Dataset items
• • • • •

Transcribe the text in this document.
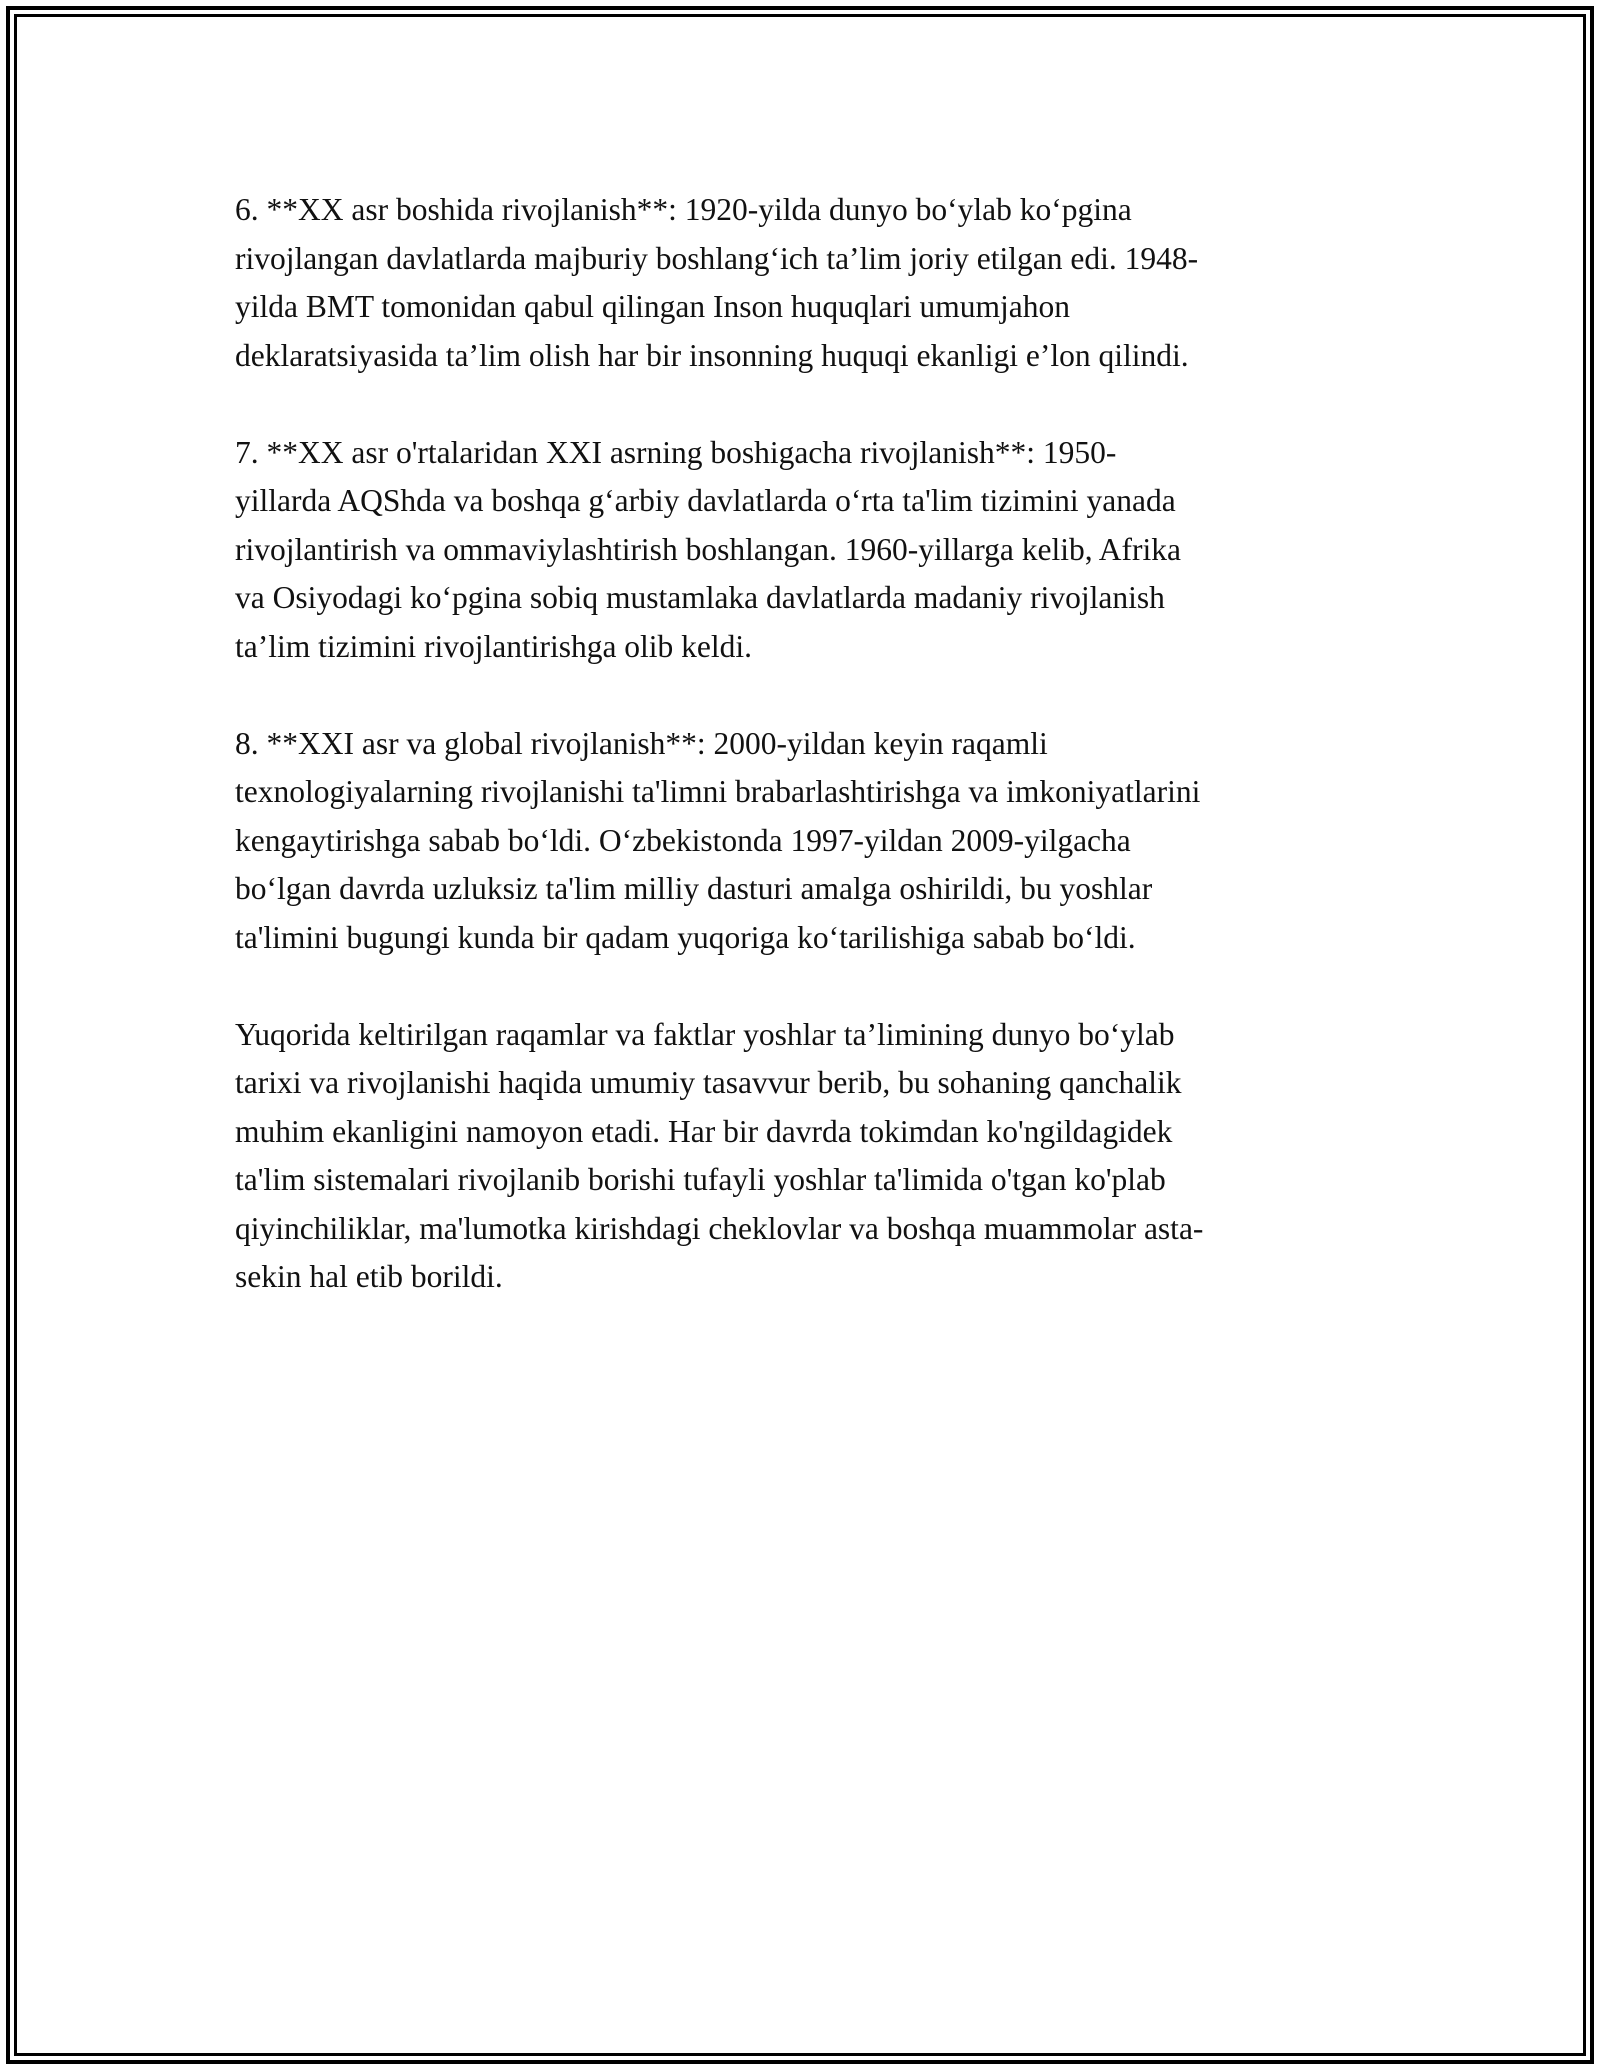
6. **XX asr boshida rivojlanish**: 1920-yilda dunyo bo‘ylab ko‘pgina
rivojlangan davlatlarda majburiy boshlang‘ich ta’lim joriy etilgan edi. 1948-
yilda BMT tomonidan qabul qilingan Inson huquqlari umumjahon
deklaratsiyasida ta’lim olish har bir insonning huquqi ekanligi e’lon qilindi.

7. **XX asr o'rtalaridan XXI asrning boshigacha rivojlanish**: 1950-
yillarda AQShda va boshqa g‘arbiy davlatlarda o‘rta ta'lim tizimini yanada
rivojlantirish va ommaviylashtirish boshlangan. 1960-yillarga kelib, Afrika
va Osiyodagi ko‘pgina sobiq mustamlaka davlatlarda madaniy rivojlanish
ta’lim tizimini rivojlantirishga olib keldi.

8. **XXI asr va global rivojlanish**: 2000-yildan keyin raqamli
texnologiyalarning rivojlanishi ta'limni brabarlashtirishga va imkoniyatlarini
kengaytirishga sabab bo‘ldi. O‘zbekistonda 1997-yildan 2009-yilgacha
bo‘lgan davrda uzluksiz ta'lim milliy dasturi amalga oshirildi, bu yoshlar
ta'limini bugungi kunda bir qadam yuqoriga ko‘tarilishiga sabab bo‘ldi.

Yuqorida keltirilgan raqamlar va faktlar yoshlar ta’limining dunyo bo‘ylab
tarixi va rivojlanishi haqida umumiy tasavvur berib, bu sohaning qanchalik
muhim ekanligini namoyon etadi. Har bir davrda tokimdan ko'ngildagidek
ta'lim sistemalari rivojlanib borishi tufayli yoshlar ta'limida o'tgan ko'plab
qiyinchiliklar, ma'lumotka kirishdagi cheklovlar va boshqa muammolar asta-
sekin hal etib borildi.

• • • • •

▶ **What the task asks**: Without the pictures, transcribe the listing above exactly.

▶ **Correct output**:
Transcribe the text in this document.
6. **XX asr boshida rivojlanish**: 1920-yilda dunyo bo‘ylab ko‘pgina
rivojlangan davlatlarda majburiy boshlang‘ich ta’lim joriy etilgan edi. 1948-
yilda BMT tomonidan qabul qilingan Inson huquqlari umumjahon
deklaratsiyasida ta’lim olish har bir insonning huquqi ekanligi e’lon qilindi.

7. **XX asr o'rtalaridan XXI asrning boshigacha rivojlanish**: 1950-
yillarda AQShda va boshqa g‘arbiy davlatlarda o‘rta ta'lim tizimini yanada
rivojlantirish va ommaviylashtirish boshlangan. 1960-yillarga kelib, Afrika
va Osiyodagi ko‘pgina sobiq mustamlaka davlatlarda madaniy rivojlanish
ta’lim tizimini rivojlantirishga olib keldi.

8. **XXI asr va global rivojlanish**: 2000-yildan keyin raqamli
texnologiyalarning rivojlanishi ta'limni brabarlashtirishga va imkoniyatlarini
kengaytirishga sabab bo‘ldi. O‘zbekistonda 1997-yildan 2009-yilgacha
bo‘lgan davrda uzluksiz ta'lim milliy dasturi amalga oshirildi, bu yoshlar
ta'limini bugungi kunda bir qadam yuqoriga ko‘tarilishiga sabab bo‘ldi.

Yuqorida keltirilgan raqamlar va faktlar yoshlar ta’limining dunyo bo‘ylab
tarixi va rivojlanishi haqida umumiy tasavvur berib, bu sohaning qanchalik
muhim ekanligini namoyon etadi. Har bir davrda tokimdan ko'ngildagidek
ta'lim sistemalari rivojlanib borishi tufayli yoshlar ta'limida o'tgan ko'plab
qiyinchiliklar, ma'lumotka kirishdagi cheklovlar va boshqa muammolar asta-
sekin hal etib borildi.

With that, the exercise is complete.